------ Data for processing
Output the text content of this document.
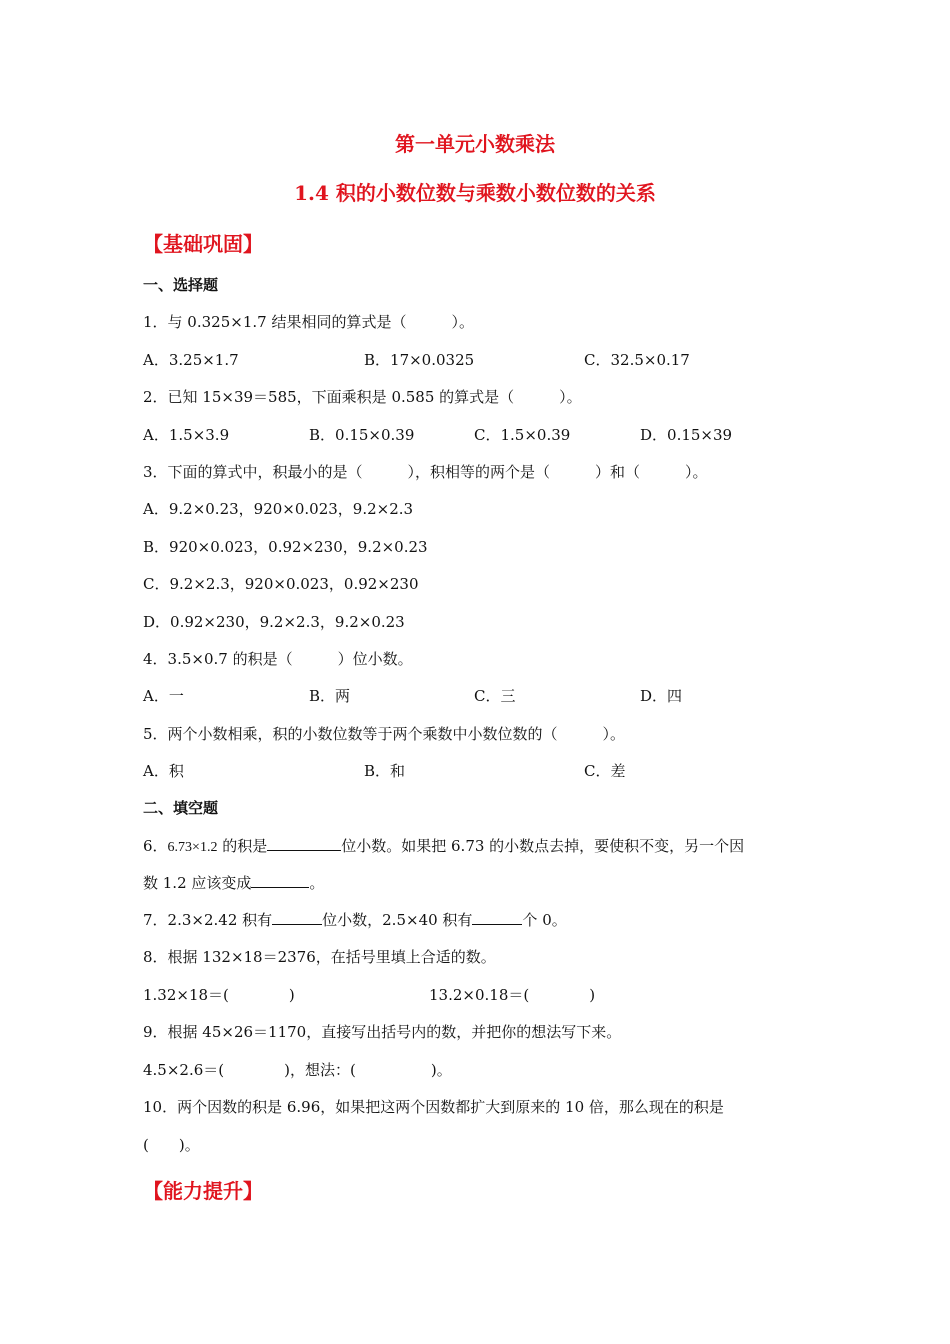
第一单元小数乘法
1.4 积的小数位数与乘数小数位数的关系
【基础巩固】
一、选择题
1．与 0.325×1.7 结果相同的算式是（　　　）。
A．3.25×1.7	B．17×0.0325	C．32.5×0.17
2．已知 15×39＝585，下面乘积是 0.585 的算式是（　　　）。
A．1.5×3.9	B．0.15×0.39	C．1.5×0.39	D．0.15×39
3．下面的算式中，积最小的是（　　　），积相等的两个是（　　　）和（　　　）。
A．9.2×0.23，920×0.023，9.2×2.3
B．920×0.023，0.92×230，9.2×0.23
C．9.2×2.3，920×0.023，0.92×230
D．0.92×230，9.2×2.3，9.2×0.23
4．3.5×0.7 的积是（　　　）位小数。
A．一	B．两	C．三	D．四
5．两个小数相乘，积的小数位数等于两个乘数中小数位数的（　　　）。
A．积	B．和	C．差
二、填空题
6．6.73×1.2 的积是	位小数。如果把 6.73 的小数点去掉，要使积不变，另一个因
数 1.2 应该变成	。
7．2.3×2.42 积有	位小数，2.5×40 积有	个 0。
8．根据 132×18＝2376，在括号里填上合适的数。
1.32×18＝(　　　　)	13.2×0.18＝(　　　　)
9．根据 45×26＝1170，直接写出括号内的数，并把你的想法写下来。
4.5×2.6＝(　　　　)，想法：(　　　　　)。
10．两个因数的积是 6.96，如果把这两个因数都扩大到原来的 10 倍，那么现在的积是
(　　)。
【能力提升】
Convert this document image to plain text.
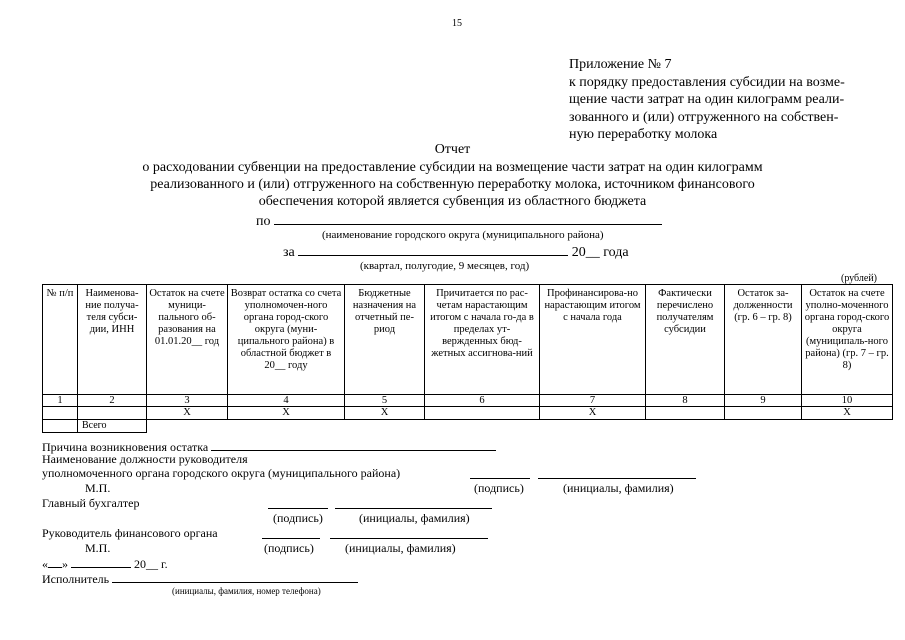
15
Приложение № 7
к порядку предоставления субсидии на возме-
щение части затрат на один килограмм реали-
зованного и (или) отгруженного на собствен-
ную переработку молока
Отчет
о расходовании субвенции на предоставление субсидии на возмещение части затрат на один килограмм
реализованного и (или) отгруженного на собственную переработку молока, источником финансового
обеспечения которой является субвенция из областного бюджета
по
(наименование городского округа (муниципального района)
за	20__ года
(квартал, полугодие, 9 месяцев, год)
(рублей)
№ п/п	Наименова-ние получа-теля субси-дии, ИНН	Остаток на счете муници-пального об-разования на 01.01.20__ год	Возврат остатка со счета уполномочен-ного органа город-ского округа (муни-ципального района) в областной бюджет в 20__ году	Бюджетные назначения на отчетный пе-риод	Причитается по рас-четам нарастающим итогом с начала го-да в пределах ут-вержденных бюд-жетных ассигнова-ний	Профинансирова-но нарастающим итогом с начала года	Фактически перечислено получателям субсидии	Остаток за-долженности (гр. 6 – гр. 8)	Остаток на счете уполно-моченного органа город-ского округа (муниципаль-ного района) (гр. 7 – гр. 8)
1	2	3	4	5	6	7	8	9	10
		X	X	X		X			X
	Всего								
Причина возникновения остатка
Наименование должности руководителя
уполномоченного органа городского округа (муниципального района)
М.П.	(подпись)	(инициалы, фамилия)
Главный бухгалтер
(подпись)	(инициалы, фамилия)
Руководитель финансового органа
М.П.	(подпись)	(инициалы, фамилия)
« »	20__ г.
Исполнитель
(инициалы, фамилия, номер телефона)
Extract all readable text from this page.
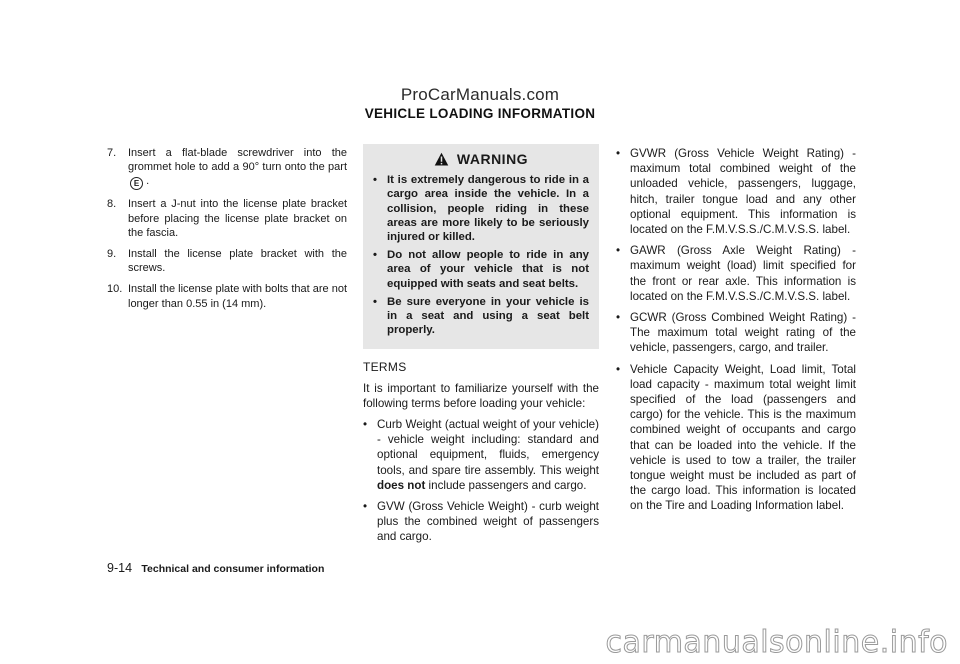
ProCarManuals.com
VEHICLE LOADING INFORMATION
7.	Insert a flat-blade screwdriver into the grommet hole to add a 90° turn onto the part E .
8.	Insert a J-nut into the license plate bracket before placing the license plate bracket on the fascia.
9.	Install the license plate bracket with the screws.
10. Install the license plate with bolts that are not longer than 0.55 in (14 mm).
WARNING
• It is extremely dangerous to ride in a cargo area inside the vehicle. In a collision, people riding in these areas are more likely to be seriously injured or killed.
• Do not allow people to ride in any area of your vehicle that is not equipped with seats and seat belts.
• Be sure everyone in your vehicle is in a seat and using a seat belt properly.
TERMS
It is important to familiarize yourself with the following terms before loading your vehicle:
• Curb Weight (actual weight of your vehicle) - vehicle weight including: standard and optional equipment, fluids, emergency tools, and spare tire assembly. This weight does not include passengers and cargo.
• GVW (Gross Vehicle Weight) - curb weight plus the combined weight of passengers and cargo.
• GVWR (Gross Vehicle Weight Rating) - maximum total combined weight of the unloaded vehicle, passengers, luggage, hitch, trailer tongue load and any other optional equipment. This information is located on the F.M.V.S.S./C.M.V.S.S. label.
• GAWR (Gross Axle Weight Rating) - maximum weight (load) limit specified for the front or rear axle. This information is located on the F.M.V.S.S./C.M.V.S.S. label.
• GCWR (Gross Combined Weight Rating) - The maximum total weight rating of the vehicle, passengers, cargo, and trailer.
• Vehicle Capacity Weight, Load limit, Total load capacity - maximum total weight limit specified of the load (passengers and cargo) for the vehicle. This is the maximum combined weight of occupants and cargo that can be loaded into the vehicle. If the vehicle is used to tow a trailer, the trailer tongue weight must be included as part of the cargo load. This information is located on the Tire and Loading Information label.
9-14 Technical and consumer information
carmanualsonline.info
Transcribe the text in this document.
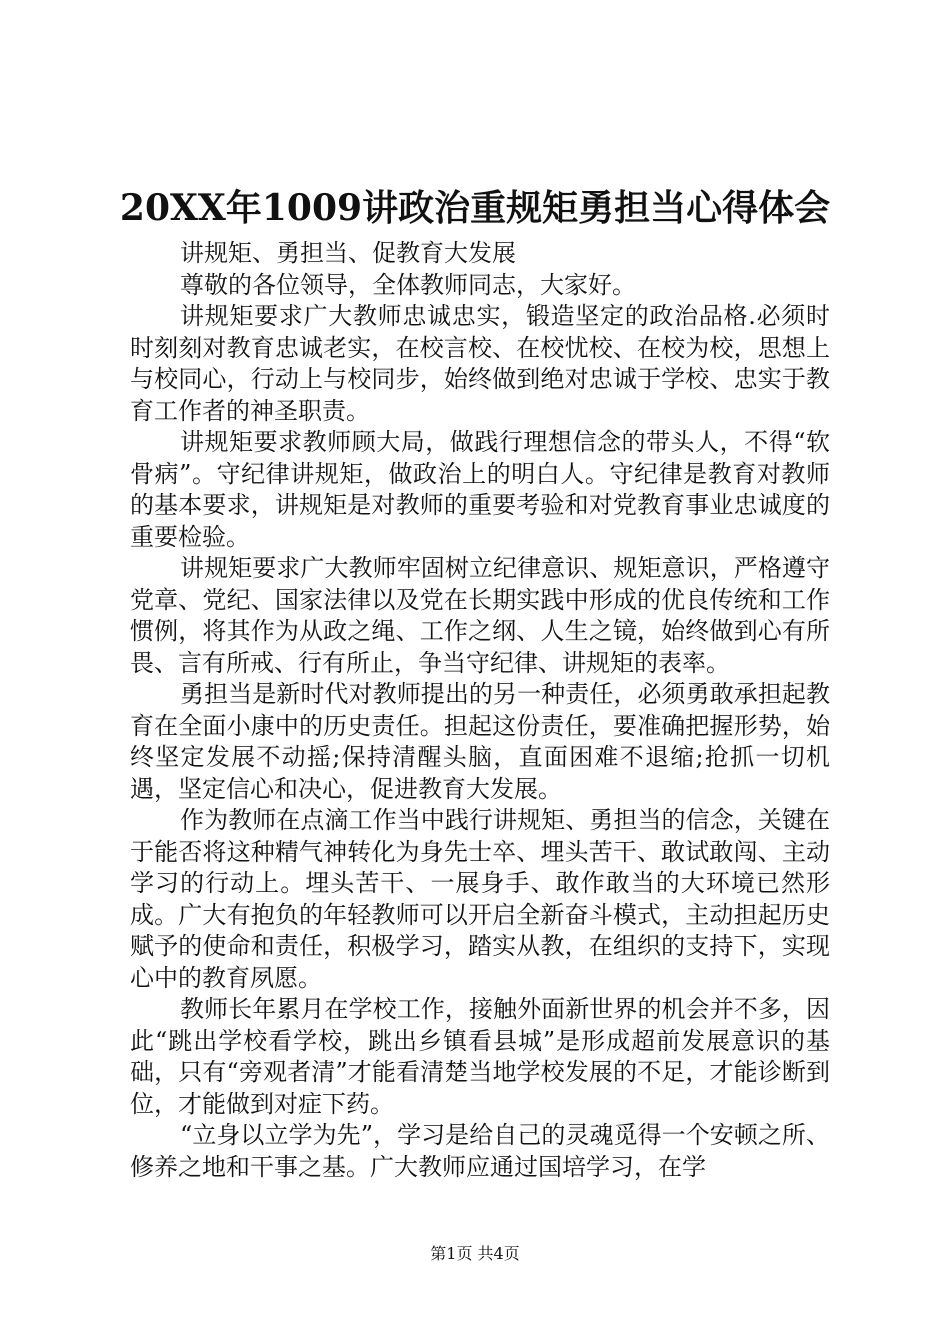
20XX年1009讲政治重规矩勇担当心得体会

讲规矩、勇担当、促教育大发展

尊敬的各位领导，全体教师同志，大家好。

讲规矩要求广大教师忠诚忠实，锻造坚定的政治品格.必须时时刻刻对教育忠诚老实，在校言校、在校忧校、在校为校，思想上与校同心，行动上与校同步，始终做到绝对忠诚于学校、忠实于教育工作者的神圣职责。

讲规矩要求教师顾大局，做践行理想信念的带头人，不得“软骨病”。守纪律讲规矩，做政治上的明白人。守纪律是教育对教师的基本要求，讲规矩是对教师的重要考验和对党教育事业忠诚度的重要检验。

讲规矩要求广大教师牢固树立纪律意识、规矩意识，严格遵守党章、党纪、国家法律以及党在长期实践中形成的优良传统和工作惯例，将其作为从政之绳、工作之纲、人生之镜，始终做到心有所畏、言有所戒、行有所止，争当守纪律、讲规矩的表率。

勇担当是新时代对教师提出的另一种责任，必须勇敢承担起教育在全面小康中的历史责任。担起这份责任，要准确把握形势，始终坚定发展不动摇;保持清醒头脑，直面困难不退缩;抢抓一切机遇，坚定信心和决心，促进教育大发展。

作为教师在点滴工作当中践行讲规矩、勇担当的信念，关键在于能否将这种精气神转化为身先士卒、埋头苦干、敢试敢闯、主动学习的行动上。埋头苦干、一展身手、敢作敢当的大环境已然形成。广大有抱负的年轻教师可以开启全新奋斗模式，主动担起历史赋予的使命和责任，积极学习，踏实从教，在组织的支持下，实现心中的教育夙愿。

教师长年累月在学校工作，接触外面新世界的机会并不多，因此“跳出学校看学校，跳出乡镇看县城”是形成超前发展意识的基础，只有“旁观者清”才能看清楚当地学校发展的不足，才能诊断到位，才能做到对症下药。

“立身以立学为先”，学习是给自己的灵魂觅得一个安顿之所、修养之地和干事之基。广大教师应通过国培学习，在学

第1页 共4页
------------
List the lines of the records where "килограмм" occurs.

** Solved problem **
щение части затрат на один килограмм реали-
о расходовании субвенции на предоставление субсидии на возмещение части затрат на один килограмм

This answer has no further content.